▶ _TASK STATEMENT_: The required output is a single number: how many lines of the material contain the string "雪落在中国的土地上".

▶ _PROVIDED INFORMATION_:
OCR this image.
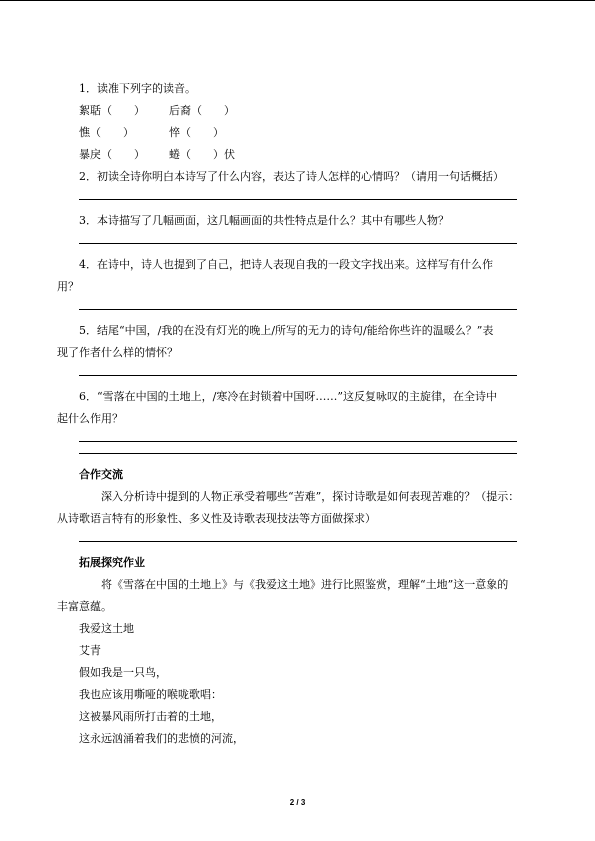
1．读准下列字的读音。
絮聒（　　） 后裔（　　）
憔（　　）	悴（　　）
暴戾（　　） 蜷（　　）伏
2．初读全诗你明白本诗写了什么内容，表达了诗人怎样的心情吗？（请用一句话概括）
3．本诗描写了几幅画面，这几幅画面的共性特点是什么？其中有哪些人物？
4．在诗中，诗人也提到了自己，把诗人表现自我的一段文字找出来。这样写有什么作
用？
5．结尾“中国，/我的在没有灯光的晚上/所写的无力的诗句/能给你些许的温暖么？”表
现了作者什么样的情怀？
6．“雪落在中国的土地上，/寒冷在封锁着中国呀……”这反复咏叹的主旋律，在全诗中
起什么作用？
合作交流
深入分析诗中提到的人物正承受着哪些“苦难”，探讨诗歌是如何表现苦难的？（提示：
从诗歌语言特有的形象性、多义性及诗歌表现技法等方面做探求）
拓展探究作业
将《雪落在中国的土地上》与《我爱这土地》进行比照鉴赏，理解“土地”这一意象的
丰富意蕴。
我爱这土地
艾青
假如我是一只鸟，
我也应该用嘶哑的喉咙歌唱：
这被暴风雨所打击着的土地，
这永远汹涌着我们的悲愤的河流，
2 / 3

▶ _ANSWER IN FULL_: 2